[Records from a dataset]
============
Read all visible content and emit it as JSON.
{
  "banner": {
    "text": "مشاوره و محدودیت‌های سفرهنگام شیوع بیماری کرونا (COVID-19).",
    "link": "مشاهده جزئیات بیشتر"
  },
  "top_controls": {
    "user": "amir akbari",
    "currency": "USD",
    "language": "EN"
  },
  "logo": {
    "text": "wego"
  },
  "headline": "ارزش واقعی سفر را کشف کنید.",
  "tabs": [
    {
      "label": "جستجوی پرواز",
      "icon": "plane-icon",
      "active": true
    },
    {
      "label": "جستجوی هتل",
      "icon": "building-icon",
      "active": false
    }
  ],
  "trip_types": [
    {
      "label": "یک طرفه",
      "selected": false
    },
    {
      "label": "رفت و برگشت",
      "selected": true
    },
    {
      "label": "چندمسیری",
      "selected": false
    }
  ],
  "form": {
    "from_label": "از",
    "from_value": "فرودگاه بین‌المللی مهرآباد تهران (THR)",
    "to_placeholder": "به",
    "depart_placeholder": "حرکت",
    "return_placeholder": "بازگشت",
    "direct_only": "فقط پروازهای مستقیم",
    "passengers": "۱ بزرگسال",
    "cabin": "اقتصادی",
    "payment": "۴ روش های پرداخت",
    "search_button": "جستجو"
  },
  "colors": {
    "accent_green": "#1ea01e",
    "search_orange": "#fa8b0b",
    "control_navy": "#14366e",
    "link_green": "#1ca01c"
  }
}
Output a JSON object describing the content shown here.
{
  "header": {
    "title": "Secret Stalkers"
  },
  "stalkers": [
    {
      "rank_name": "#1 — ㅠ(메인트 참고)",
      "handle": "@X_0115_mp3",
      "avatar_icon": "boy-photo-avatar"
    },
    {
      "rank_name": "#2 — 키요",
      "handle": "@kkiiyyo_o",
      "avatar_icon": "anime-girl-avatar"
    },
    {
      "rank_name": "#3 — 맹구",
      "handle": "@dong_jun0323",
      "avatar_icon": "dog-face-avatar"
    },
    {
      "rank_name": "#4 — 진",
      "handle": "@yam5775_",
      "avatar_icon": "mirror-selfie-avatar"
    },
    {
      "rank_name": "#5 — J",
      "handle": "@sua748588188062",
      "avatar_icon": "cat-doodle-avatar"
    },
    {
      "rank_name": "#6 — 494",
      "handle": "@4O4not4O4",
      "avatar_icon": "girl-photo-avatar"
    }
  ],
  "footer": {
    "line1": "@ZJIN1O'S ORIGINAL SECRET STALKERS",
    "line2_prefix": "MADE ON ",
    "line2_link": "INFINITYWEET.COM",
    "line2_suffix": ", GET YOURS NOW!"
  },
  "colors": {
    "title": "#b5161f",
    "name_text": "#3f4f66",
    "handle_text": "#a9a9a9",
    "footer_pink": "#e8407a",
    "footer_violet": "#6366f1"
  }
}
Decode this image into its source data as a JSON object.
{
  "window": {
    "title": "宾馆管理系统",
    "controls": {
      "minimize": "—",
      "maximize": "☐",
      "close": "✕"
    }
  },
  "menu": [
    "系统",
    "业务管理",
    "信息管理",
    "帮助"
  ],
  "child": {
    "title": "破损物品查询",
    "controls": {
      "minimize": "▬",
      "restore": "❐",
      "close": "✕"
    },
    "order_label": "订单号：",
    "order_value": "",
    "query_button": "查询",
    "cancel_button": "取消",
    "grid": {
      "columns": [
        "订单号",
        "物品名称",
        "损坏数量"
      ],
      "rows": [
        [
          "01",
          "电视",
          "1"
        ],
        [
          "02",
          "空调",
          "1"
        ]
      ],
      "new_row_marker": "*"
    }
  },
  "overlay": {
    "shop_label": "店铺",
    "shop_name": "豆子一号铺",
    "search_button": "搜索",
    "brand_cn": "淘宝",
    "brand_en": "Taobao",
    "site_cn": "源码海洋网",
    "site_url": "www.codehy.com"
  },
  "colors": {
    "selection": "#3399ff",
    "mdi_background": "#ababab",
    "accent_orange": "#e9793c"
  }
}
============
__SHORT PROBLEM__.
From the line containing "Decode this image" through the final line of the listing above, retype every line exactly; leave out everything else.

__WRITTEN RESPONSE__.
Decode this image into its source data as a JSON object.
{
  "window": {
    "title": "宾馆管理系统",
    "controls": {
      "minimize": "—",
      "maximize": "☐",
      "close": "✕"
    }
  },
  "menu": [
    "系统",
    "业务管理",
    "信息管理",
    "帮助"
  ],
  "child": {
    "title": "破损物品查询",
    "controls": {
      "minimize": "▬",
      "restore": "❐",
      "close": "✕"
    },
    "order_label": "订单号：",
    "order_value": "",
    "query_button": "查询",
    "cancel_button": "取消",
    "grid": {
      "columns": [
        "订单号",
        "物品名称",
        "损坏数量"
      ],
      "rows": [
        [
          "01",
          "电视",
          "1"
        ],
        [
          "02",
          "空调",
          "1"
        ]
      ],
      "new_row_marker": "*"
    }
  },
  "overlay": {
    "shop_label": "店铺",
    "shop_name": "豆子一号铺",
    "search_button": "搜索",
    "brand_cn": "淘宝",
    "brand_en": "Taobao",
    "site_cn": "源码海洋网",
    "site_url": "www.codehy.com"
  },
  "colors": {
    "selection": "#3399ff",
    "mdi_background": "#ababab",
    "accent_orange": "#e9793c"
  }
}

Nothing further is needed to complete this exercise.